> [Exercise instructions] Please repeat the data in full, character for character.

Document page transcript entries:
>>>

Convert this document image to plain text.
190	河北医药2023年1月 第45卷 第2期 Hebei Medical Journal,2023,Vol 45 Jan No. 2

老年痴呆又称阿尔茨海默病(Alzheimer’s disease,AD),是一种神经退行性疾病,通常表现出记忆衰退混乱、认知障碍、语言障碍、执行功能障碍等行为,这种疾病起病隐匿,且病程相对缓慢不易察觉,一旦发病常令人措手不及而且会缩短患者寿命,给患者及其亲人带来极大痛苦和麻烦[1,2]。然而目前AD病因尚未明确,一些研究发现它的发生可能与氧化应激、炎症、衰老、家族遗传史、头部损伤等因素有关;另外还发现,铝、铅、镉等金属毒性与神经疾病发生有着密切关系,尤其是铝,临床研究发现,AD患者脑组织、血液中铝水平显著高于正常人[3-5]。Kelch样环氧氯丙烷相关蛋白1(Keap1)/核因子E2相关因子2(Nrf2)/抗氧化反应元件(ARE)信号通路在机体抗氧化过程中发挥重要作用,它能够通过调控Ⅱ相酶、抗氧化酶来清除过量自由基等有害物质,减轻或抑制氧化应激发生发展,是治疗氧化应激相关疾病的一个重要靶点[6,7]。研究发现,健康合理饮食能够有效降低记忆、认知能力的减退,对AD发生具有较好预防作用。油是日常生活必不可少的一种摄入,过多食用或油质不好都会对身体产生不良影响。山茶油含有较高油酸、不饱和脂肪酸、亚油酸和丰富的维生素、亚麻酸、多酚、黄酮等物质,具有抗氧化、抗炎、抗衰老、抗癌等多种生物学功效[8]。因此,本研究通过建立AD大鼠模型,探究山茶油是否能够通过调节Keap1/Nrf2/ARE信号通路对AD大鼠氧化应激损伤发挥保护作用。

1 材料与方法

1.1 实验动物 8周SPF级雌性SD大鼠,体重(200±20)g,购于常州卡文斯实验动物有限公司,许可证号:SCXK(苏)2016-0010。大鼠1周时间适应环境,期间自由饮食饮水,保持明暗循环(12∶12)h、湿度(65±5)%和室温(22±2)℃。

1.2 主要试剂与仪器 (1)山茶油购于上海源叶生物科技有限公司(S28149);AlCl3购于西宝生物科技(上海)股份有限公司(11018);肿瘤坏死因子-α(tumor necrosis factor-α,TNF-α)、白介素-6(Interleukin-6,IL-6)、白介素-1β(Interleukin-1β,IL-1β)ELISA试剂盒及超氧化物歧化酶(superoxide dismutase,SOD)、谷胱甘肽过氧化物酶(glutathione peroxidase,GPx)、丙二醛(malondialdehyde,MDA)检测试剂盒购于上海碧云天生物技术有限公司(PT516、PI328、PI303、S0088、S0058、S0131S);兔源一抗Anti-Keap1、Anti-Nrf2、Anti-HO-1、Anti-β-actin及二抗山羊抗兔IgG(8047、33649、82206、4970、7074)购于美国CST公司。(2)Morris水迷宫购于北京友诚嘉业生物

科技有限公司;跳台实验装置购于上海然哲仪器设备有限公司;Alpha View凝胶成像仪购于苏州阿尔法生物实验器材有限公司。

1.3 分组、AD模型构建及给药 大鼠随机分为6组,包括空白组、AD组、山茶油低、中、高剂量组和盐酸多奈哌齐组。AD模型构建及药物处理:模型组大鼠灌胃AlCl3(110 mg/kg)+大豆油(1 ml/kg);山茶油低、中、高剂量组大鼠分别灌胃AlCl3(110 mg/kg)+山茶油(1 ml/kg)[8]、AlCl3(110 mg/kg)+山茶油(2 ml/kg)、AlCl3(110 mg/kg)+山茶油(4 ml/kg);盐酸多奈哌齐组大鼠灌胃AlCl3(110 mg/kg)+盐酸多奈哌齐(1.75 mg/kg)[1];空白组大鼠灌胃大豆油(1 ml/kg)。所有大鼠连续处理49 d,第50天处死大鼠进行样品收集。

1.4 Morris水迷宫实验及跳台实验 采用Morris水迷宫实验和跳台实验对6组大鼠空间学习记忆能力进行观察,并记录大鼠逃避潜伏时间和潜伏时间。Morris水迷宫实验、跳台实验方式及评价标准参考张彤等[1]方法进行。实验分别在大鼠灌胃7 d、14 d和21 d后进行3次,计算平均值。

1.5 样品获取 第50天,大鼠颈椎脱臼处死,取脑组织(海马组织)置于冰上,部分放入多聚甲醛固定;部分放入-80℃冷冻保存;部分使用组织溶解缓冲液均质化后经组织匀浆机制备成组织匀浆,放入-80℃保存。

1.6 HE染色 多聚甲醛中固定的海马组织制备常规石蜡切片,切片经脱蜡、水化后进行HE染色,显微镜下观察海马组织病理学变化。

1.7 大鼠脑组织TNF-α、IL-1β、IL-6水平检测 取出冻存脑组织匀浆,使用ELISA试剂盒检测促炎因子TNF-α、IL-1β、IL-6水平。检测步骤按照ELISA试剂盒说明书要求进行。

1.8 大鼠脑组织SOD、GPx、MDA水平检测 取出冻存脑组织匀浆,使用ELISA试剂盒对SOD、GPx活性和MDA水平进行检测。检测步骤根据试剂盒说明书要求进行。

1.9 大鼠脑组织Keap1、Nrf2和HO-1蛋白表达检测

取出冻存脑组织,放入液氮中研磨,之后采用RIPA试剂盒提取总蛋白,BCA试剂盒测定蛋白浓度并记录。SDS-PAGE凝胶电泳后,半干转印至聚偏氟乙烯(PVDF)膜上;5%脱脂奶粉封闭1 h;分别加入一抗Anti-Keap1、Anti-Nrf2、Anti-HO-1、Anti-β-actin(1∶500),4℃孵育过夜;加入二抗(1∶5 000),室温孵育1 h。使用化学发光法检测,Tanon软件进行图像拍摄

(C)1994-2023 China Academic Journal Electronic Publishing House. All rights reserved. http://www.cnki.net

<<<

> [Answer section]
Convert this document image to plain text.
190	河北医药2023年1月 第45卷 第2期 Hebei Medical Journal,2023,Vol 45 Jan No. 2

老年痴呆又称阿尔茨海默病(Alzheimer’s disease,AD),是一种神经退行性疾病,通常表现出记忆衰退混乱、认知障碍、语言障碍、执行功能障碍等行为,这种疾病起病隐匿,且病程相对缓慢不易察觉,一旦发病常令人措手不及而且会缩短患者寿命,给患者及其亲人带来极大痛苦和麻烦[1,2]。然而目前AD病因尚未明确,一些研究发现它的发生可能与氧化应激、炎症、衰老、家族遗传史、头部损伤等因素有关;另外还发现,铝、铅、镉等金属毒性与神经疾病发生有着密切关系,尤其是铝,临床研究发现,AD患者脑组织、血液中铝水平显著高于正常人[3-5]。Kelch样环氧氯丙烷相关蛋白1(Keap1)/核因子E2相关因子2(Nrf2)/抗氧化反应元件(ARE)信号通路在机体抗氧化过程中发挥重要作用,它能够通过调控Ⅱ相酶、抗氧化酶来清除过量自由基等有害物质,减轻或抑制氧化应激发生发展,是治疗氧化应激相关疾病的一个重要靶点[6,7]。研究发现,健康合理饮食能够有效降低记忆、认知能力的减退,对AD发生具有较好预防作用。油是日常生活必不可少的一种摄入,过多食用或油质不好都会对身体产生不良影响。山茶油含有较高油酸、不饱和脂肪酸、亚油酸和丰富的维生素、亚麻酸、多酚、黄酮等物质,具有抗氧化、抗炎、抗衰老、抗癌等多种生物学功效[8]。因此,本研究通过建立AD大鼠模型,探究山茶油是否能够通过调节Keap1/Nrf2/ARE信号通路对AD大鼠氧化应激损伤发挥保护作用。

1 材料与方法

1.1 实验动物 8周SPF级雌性SD大鼠,体重(200±20)g,购于常州卡文斯实验动物有限公司,许可证号:SCXK(苏)2016-0010。大鼠1周时间适应环境,期间自由饮食饮水,保持明暗循环(12∶12)h、湿度(65±5)%和室温(22±2)℃。

1.2 主要试剂与仪器 (1)山茶油购于上海源叶生物科技有限公司(S28149);AlCl3购于西宝生物科技(上海)股份有限公司(11018);肿瘤坏死因子-α(tumor necrosis factor-α,TNF-α)、白介素-6(Interleukin-6,IL-6)、白介素-1β(Interleukin-1β,IL-1β)ELISA试剂盒及超氧化物歧化酶(superoxide dismutase,SOD)、谷胱甘肽过氧化物酶(glutathione peroxidase,GPx)、丙二醛(malondialdehyde,MDA)检测试剂盒购于上海碧云天生物技术有限公司(PT516、PI328、PI303、S0088、S0058、S0131S);兔源一抗Anti-Keap1、Anti-Nrf2、Anti-HO-1、Anti-β-actin及二抗山羊抗兔IgG(8047、33649、82206、4970、7074)购于美国CST公司。(2)Morris水迷宫购于北京友诚嘉业生物

科技有限公司;跳台实验装置购于上海然哲仪器设备有限公司;Alpha View凝胶成像仪购于苏州阿尔法生物实验器材有限公司。

1.3 分组、AD模型构建及给药 大鼠随机分为6组,包括空白组、AD组、山茶油低、中、高剂量组和盐酸多奈哌齐组。AD模型构建及药物处理:模型组大鼠灌胃AlCl3(110 mg/kg)+大豆油(1 ml/kg);山茶油低、中、高剂量组大鼠分别灌胃AlCl3(110 mg/kg)+山茶油(1 ml/kg)[8]、AlCl3(110 mg/kg)+山茶油(2 ml/kg)、AlCl3(110 mg/kg)+山茶油(4 ml/kg);盐酸多奈哌齐组大鼠灌胃AlCl3(110 mg/kg)+盐酸多奈哌齐(1.75 mg/kg)[1];空白组大鼠灌胃大豆油(1 ml/kg)。所有大鼠连续处理49 d,第50天处死大鼠进行样品收集。

1.4 Morris水迷宫实验及跳台实验 采用Morris水迷宫实验和跳台实验对6组大鼠空间学习记忆能力进行观察,并记录大鼠逃避潜伏时间和潜伏时间。Morris水迷宫实验、跳台实验方式及评价标准参考张彤等[1]方法进行。实验分别在大鼠灌胃7 d、14 d和21 d后进行3次,计算平均值。

1.5 样品获取 第50天,大鼠颈椎脱臼处死,取脑组织(海马组织)置于冰上,部分放入多聚甲醛固定;部分放入-80℃冷冻保存;部分使用组织溶解缓冲液均质化后经组织匀浆机制备成组织匀浆,放入-80℃保存。

1.6 HE染色 多聚甲醛中固定的海马组织制备常规石蜡切片,切片经脱蜡、水化后进行HE染色,显微镜下观察海马组织病理学变化。

1.7 大鼠脑组织TNF-α、IL-1β、IL-6水平检测 取出冻存脑组织匀浆,使用ELISA试剂盒检测促炎因子TNF-α、IL-1β、IL-6水平。检测步骤按照ELISA试剂盒说明书要求进行。

1.8 大鼠脑组织SOD、GPx、MDA水平检测 取出冻存脑组织匀浆,使用ELISA试剂盒对SOD、GPx活性和MDA水平进行检测。检测步骤根据试剂盒说明书要求进行。

1.9 大鼠脑组织Keap1、Nrf2和HO-1蛋白表达检测

取出冻存脑组织,放入液氮中研磨,之后采用RIPA试剂盒提取总蛋白,BCA试剂盒测定蛋白浓度并记录。SDS-PAGE凝胶电泳后,半干转印至聚偏氟乙烯(PVDF)膜上;5%脱脂奶粉封闭1 h;分别加入一抗Anti-Keap1、Anti-Nrf2、Anti-HO-1、Anti-β-actin(1∶500),4℃孵育过夜;加入二抗(1∶5 000),室温孵育1 h。使用化学发光法检测,Tanon软件进行图像拍摄

(C)1994-2023 China Academic Journal Electronic Publishing House. All rights reserved. http://www.cnki.net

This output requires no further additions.